> [Element location listings]
--------------------------------------------------

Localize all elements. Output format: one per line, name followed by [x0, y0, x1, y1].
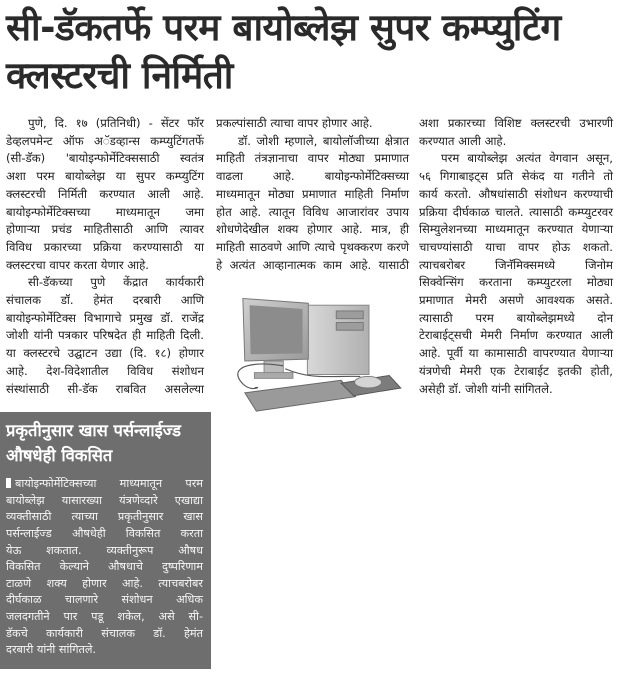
text-line: चाचण्यांसाठी याचा वापर होऊ शकतो.	[419, 239, 613, 254]
text-line: दरबारी यांनी सांगितले.	[6, 643, 97, 657]
text-line: कार्य करतो. औषधांसाठी संशोधन करण्याची	[419, 186, 613, 201]
text-line: सिक्वेन्सिंग करताना कम्प्युटरला मोठ्या	[419, 275, 613, 290]
sidebar-body	[6, 476, 203, 659]
sidebar-heading	[6, 418, 206, 468]
headline-line-2: क्लस्टरची निर्मिती	[6, 54, 233, 97]
text-line: क्लस्टरची निर्मिती करण्यात आली आहे.	[6, 186, 204, 201]
sidebar-heading-line-2: औषधेही विकसित	[6, 446, 113, 466]
article-column-2-text	[216, 115, 409, 274]
text-line: आहे. पूर्वी या कामासाठी वापरण्यात येणाऱ्या	[419, 346, 613, 361]
text-line: असेही डॉ. जोशी यांनी सांगितले.	[419, 381, 553, 396]
text-line: बायोइन्फोर्मेटिक्सच्या माध्यमातून जमा	[6, 204, 204, 219]
sidebar-heading-line-1: प्रकृतीनुसार खास पर्सन्लाईज्ड	[6, 421, 181, 441]
mouse	[355, 377, 382, 389]
article-body	[0, 115, 617, 669]
text-line: टेराबाईट्सची मेमरी निर्माण करण्यात आली	[419, 328, 613, 343]
article-column-3-text	[419, 115, 613, 398]
text-line: ५६ गिगाबाइट्स प्रति सेकंद या गतीने तो	[419, 169, 613, 184]
text-line: डेव्हलपमेन्ट ऑफ अॅडव्हान्स कम्प्युटिंगतर्फे	[6, 133, 204, 148]
text-line: सिम्युलेशनच्या माध्यमातून करण्यात येणाऱ्या	[419, 222, 613, 237]
text-line: माहिती साठवणे आणि त्याचे पृथक्करण करणे	[216, 239, 409, 254]
text-line: टाळणे शक्य होणार आहे. त्याचबरोबर	[6, 576, 203, 590]
text-line	[6, 476, 203, 493]
computer-illustration	[222, 284, 412, 414]
text-line: प्रक्रिया दीर्घकाळ चालते. त्यासाठी कम्प्युटरवर	[419, 204, 613, 219]
text-line: प्रकल्पांसाठी त्याचा वापर होणार आहे.	[216, 116, 373, 130]
text-line: होत आहे. त्यातून विविध आजारांवर उपाय	[216, 204, 409, 219]
text-line: परम बायोब्लेझ अत्यंत वेगवान असून,	[441, 151, 613, 166]
headline-line-1: सी-डॅकतर्फे परम बायोब्लेझ सुपर कम्प्युटिंग	[6, 6, 561, 49]
article-column-3	[419, 115, 613, 398]
headline	[0, 0, 617, 100]
text-line: बायोब्लेझ यासारख्या यंत्रणेव्दारे एखाद्या	[6, 493, 203, 507]
sidebar-box	[0, 412, 211, 669]
text-line: हे अत्यंत आव्हानात्मक काम आहे. यासाठी	[216, 257, 409, 272]
text-line: विकसित केल्याने औषधाचे दुष्परिणाम	[6, 560, 203, 574]
monitor	[243, 299, 308, 379]
article-column-1-text	[6, 115, 204, 398]
text-line: क्लस्टरचा वापर करता येणार आहे.	[6, 257, 149, 272]
text-line: संचालक डॉ. हेमंत दरबारी आणि	[6, 293, 204, 308]
text-line: पर्सन्लाईज्ड औषधेही विकसित करता	[6, 527, 203, 541]
text-line: पुणे, दि. १७ (प्रतिनिधी) - सेंटर फॉर	[28, 116, 204, 130]
text-line: होणाऱ्या प्रचंड माहितीसाठी आणि त्यावर	[6, 222, 204, 237]
text-line: वाढला आहे. बायोइन्फोर्मेटिक्सच्या	[216, 169, 409, 184]
text-line: अशा प्रकारच्या विशिष्ट क्लस्टरची उभारणी	[419, 116, 613, 130]
text-line: संस्थांसाठी सी-डॅक राबवित असलेल्या	[6, 381, 204, 396]
text-line: शोधणेदेखील शक्य होणार आहे. मात्र, ही	[216, 222, 409, 237]
text-line: येऊ शकतात. व्यक्तीनुरूप औषध	[6, 543, 203, 557]
text-line: व्यक्तीसाठी त्याच्या प्रकृतीनुसार खास	[6, 510, 203, 524]
text-line: (सी-डॅक) 'बायोइन्फोर्मेटिक्ससाठी स्वतंत्र	[6, 151, 204, 166]
text-line: त्याचबरोबर जिनॅमिक्समध्ये जिनोम	[419, 257, 613, 272]
text-line-content: बायोइन्फोर्मेटिक्सच्या माध्यमातून परम	[15, 477, 203, 491]
bullet-icon	[6, 478, 11, 488]
computer-tower	[307, 306, 369, 375]
text-line: करण्यात आली आहे.	[419, 133, 507, 148]
article-column-2	[216, 115, 409, 414]
text-line: आहे. देश-विदेशातील विविध संशोधन	[6, 363, 204, 378]
text-line: डॉ. जोशी म्हणाले, बायोलॉजीच्या क्षेत्रात	[238, 133, 409, 148]
text-line: डॅकचे कार्यकारी संचालक डॉ. हेमंत	[6, 626, 203, 640]
text-line: माहिती तंत्रज्ञानाचा वापर मोठ्या प्रमाणात	[216, 151, 409, 166]
text-line: माध्यमातून मोठ्या प्रमाणात माहिती निर्माण	[216, 186, 409, 201]
text-line: जलदगतीने पार पडू शकेल, असे सी-	[6, 610, 203, 623]
text-line: विविध प्रकारच्या प्रक्रिया करण्यासाठी या	[6, 239, 204, 254]
text-line: सी-डॅकच्या पुणे केंद्रात कार्यकारी	[28, 275, 204, 290]
text-line: जोशी यांनी पत्रकार परिषदेत ही माहिती दिली.	[6, 328, 204, 343]
text-line: दीर्घकाळ चालणारे संशोधन अधिक	[6, 593, 203, 607]
text-line: त्यासाठी परम बायोब्लेझमध्ये दोन	[419, 310, 613, 325]
text-line: यंत्रणेची मेमरी एक टेराबाईट इतकी होती,	[419, 363, 613, 378]
text-line: बायोइन्फोर्मेटिक्स विभागाचे प्रमुख डॉ. राजेंद्र	[6, 310, 204, 325]
article-column-1	[6, 115, 204, 669]
text-line: प्रमाणात मेमरी असणे आवश्यक असते.	[419, 293, 613, 308]
keyboard	[245, 381, 356, 412]
text-line: अशा परम बायोब्लेझ या सुपर कम्प्युटिंग	[6, 169, 204, 184]
text-line: या क्लस्टरचे उद्घाटन उद्या (दि. १८) होणार	[6, 346, 204, 361]
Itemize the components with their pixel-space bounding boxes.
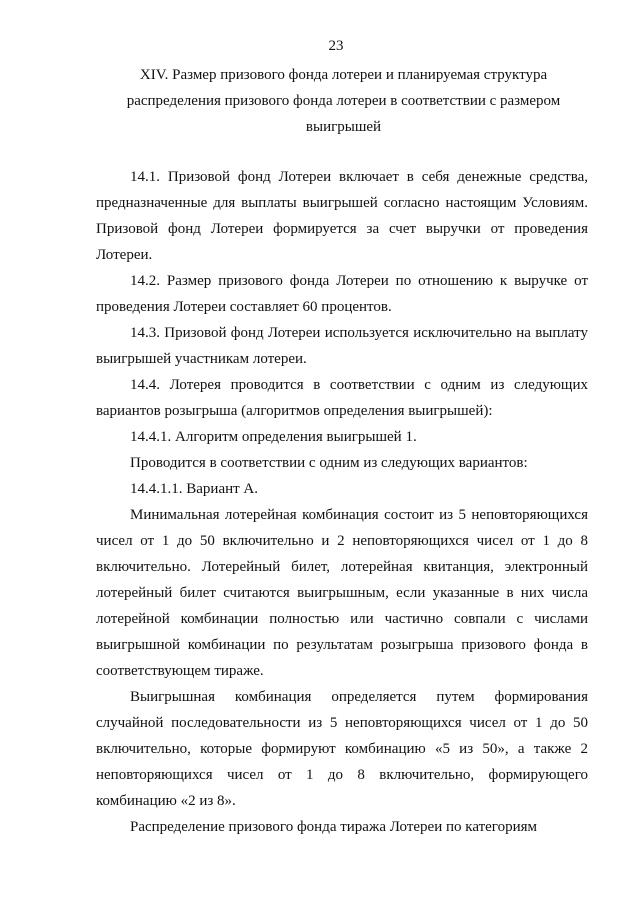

--------------------------------------------------

> [Work to do] Rewrite all of the material above with "text-line" renamed to "text-row" everywhere and nothing else changed. Omit the pictures from your answer.

> [Finished task]
Localize all elements. Output format: one per line, name followed by [x0, y0, x1, y1].
text-row: चाचण्यांसाठी याचा वापर होऊ शकतो.	[419, 239, 613, 254]
text-row: दरबारी यांनी सांगितले.	[6, 643, 97, 657]
text-row: कार्य करतो. औषधांसाठी संशोधन करण्याची	[419, 186, 613, 201]
text-row: सिक्वेन्सिंग करताना कम्प्युटरला मोठ्या	[419, 275, 613, 290]
sidebar-body	[6, 476, 203, 659]
sidebar-heading	[6, 418, 206, 468]
headline-line-2: क्लस्टरची निर्मिती	[6, 54, 233, 97]
text-row: क्लस्टरची निर्मिती करण्यात आली आहे.	[6, 186, 204, 201]
sidebar-heading-line-2: औषधेही विकसित	[6, 446, 113, 466]
article-column-2-text	[216, 115, 409, 274]
text-row: आहे. पूर्वी या कामासाठी वापरण्यात येणाऱ्या	[419, 346, 613, 361]
text-row: असेही डॉ. जोशी यांनी सांगितले.	[419, 381, 553, 396]
text-row: बायोइन्फोर्मेटिक्सच्या माध्यमातून जमा	[6, 204, 204, 219]
sidebar-heading-line-1: प्रकृतीनुसार खास पर्सन्लाईज्ड	[6, 421, 181, 441]
mouse	[355, 377, 382, 389]
article-body	[0, 115, 617, 669]
text-row: टेराबाईट्सची मेमरी निर्माण करण्यात आली	[419, 328, 613, 343]
article-column-3-text	[419, 115, 613, 398]
text-row: ५६ गिगाबाइट्स प्रति सेकंद या गतीने तो	[419, 169, 613, 184]
text-row: डेव्हलपमेन्ट ऑफ अॅडव्हान्स कम्प्युटिंगतर्फे	[6, 133, 204, 148]
text-row: सिम्युलेशनच्या माध्यमातून करण्यात येणाऱ्या	[419, 222, 613, 237]
text-row: माहिती साठवणे आणि त्याचे पृथक्करण करणे	[216, 239, 409, 254]
text-row: टाळणे शक्य होणार आहे. त्याचबरोबर	[6, 576, 203, 590]
text-row	[6, 476, 203, 493]
computer-illustration	[222, 284, 412, 414]
text-row: प्रक्रिया दीर्घकाळ चालते. त्यासाठी कम्प्युटरवर	[419, 204, 613, 219]
text-row: प्रकल्पांसाठी त्याचा वापर होणार आहे.	[216, 116, 373, 130]
text-row: होत आहे. त्यातून विविध आजारांवर उपाय	[216, 204, 409, 219]
text-row: परम बायोब्लेझ अत्यंत वेगवान असून,	[441, 151, 613, 166]
headline-line-1: सी-डॅकतर्फे परम बायोब्लेझ सुपर कम्प्युटिंग	[6, 6, 561, 49]
article-column-3	[419, 115, 613, 398]
headline	[0, 0, 617, 100]
text-row: बायोब्लेझ यासारख्या यंत्रणेव्दारे एखाद्या	[6, 493, 203, 507]
sidebar-box	[0, 412, 211, 669]
text-row: हे अत्यंत आव्हानात्मक काम आहे. यासाठी	[216, 257, 409, 272]
text-row: विकसित केल्याने औषधाचे दुष्परिणाम	[6, 560, 203, 574]
monitor	[243, 299, 308, 379]
article-column-1-text	[6, 115, 204, 398]
text-row: क्लस्टरचा वापर करता येणार आहे.	[6, 257, 149, 272]
text-row: संचालक डॉ. हेमंत दरबारी आणि	[6, 293, 204, 308]
text-row: पर्सन्लाईज्ड औषधेही विकसित करता	[6, 527, 203, 541]
text-row: पुणे, दि. १७ (प्रतिनिधी) - सेंटर फॉर	[28, 116, 204, 130]
text-row: होणाऱ्या प्रचंड माहितीसाठी आणि त्यावर	[6, 222, 204, 237]
text-row: वाढला आहे. बायोइन्फोर्मेटिक्सच्या	[216, 169, 409, 184]
text-row: अशा प्रकारच्या विशिष्ट क्लस्टरची उभारणी	[419, 116, 613, 130]
text-row: संस्थांसाठी सी-डॅक राबवित असलेल्या	[6, 381, 204, 396]
text-row: शोधणेदेखील शक्य होणार आहे. मात्र, ही	[216, 222, 409, 237]
text-row: येऊ शकतात. व्यक्तीनुरूप औषध	[6, 543, 203, 557]
text-row: व्यक्तीसाठी त्याच्या प्रकृतीनुसार खास	[6, 510, 203, 524]
text-row: (सी-डॅक) 'बायोइन्फोर्मेटिक्ससाठी स्वतंत्र	[6, 151, 204, 166]
text-row: त्याचबरोबर जिनॅमिक्समध्ये जिनोम	[419, 257, 613, 272]
text-row-content: बायोइन्फोर्मेटिक्सच्या माध्यमातून परम	[15, 477, 203, 491]
bullet-icon	[6, 478, 11, 488]
computer-tower	[307, 306, 369, 375]
text-row: करण्यात आली आहे.	[419, 133, 507, 148]
article-column-2	[216, 115, 409, 414]
text-row: आहे. देश-विदेशातील विविध संशोधन	[6, 363, 204, 378]
text-row: डॉ. जोशी म्हणाले, बायोलॉजीच्या क्षेत्रात	[238, 133, 409, 148]
text-row: डॅकचे कार्यकारी संचालक डॉ. हेमंत	[6, 626, 203, 640]
text-row: माहिती तंत्रज्ञानाचा वापर मोठ्या प्रमाणात	[216, 151, 409, 166]
text-row: माध्यमातून मोठ्या प्रमाणात माहिती निर्माण	[216, 186, 409, 201]
text-row: जलदगतीने पार पडू शकेल, असे सी-	[6, 610, 203, 623]
text-row: विविध प्रकारच्या प्रक्रिया करण्यासाठी या	[6, 239, 204, 254]
text-row: सी-डॅकच्या पुणे केंद्रात कार्यकारी	[28, 275, 204, 290]
text-row: जोशी यांनी पत्रकार परिषदेत ही माहिती दिली.	[6, 328, 204, 343]
text-row: दीर्घकाळ चालणारे संशोधन अधिक	[6, 593, 203, 607]
text-row: त्यासाठी परम बायोब्लेझमध्ये दोन	[419, 310, 613, 325]
text-row: यंत्रणेची मेमरी एक टेराबाईट इतकी होती,	[419, 363, 613, 378]
text-row: बायोइन्फोर्मेटिक्स विभागाचे प्रमुख डॉ. राजेंद्र	[6, 310, 204, 325]
article-column-1	[6, 115, 204, 669]
text-row: प्रमाणात मेमरी असणे आवश्यक असते.	[419, 293, 613, 308]
keyboard	[245, 381, 356, 412]
text-row: अशा परम बायोब्लेझ या सुपर कम्प्युटिंग	[6, 169, 204, 184]
text-row: या क्लस्टरचे उद्घाटन उद्या (दि. १८) होणार	[6, 346, 204, 361]
Itemize the components with their pixel-space bounding boxes.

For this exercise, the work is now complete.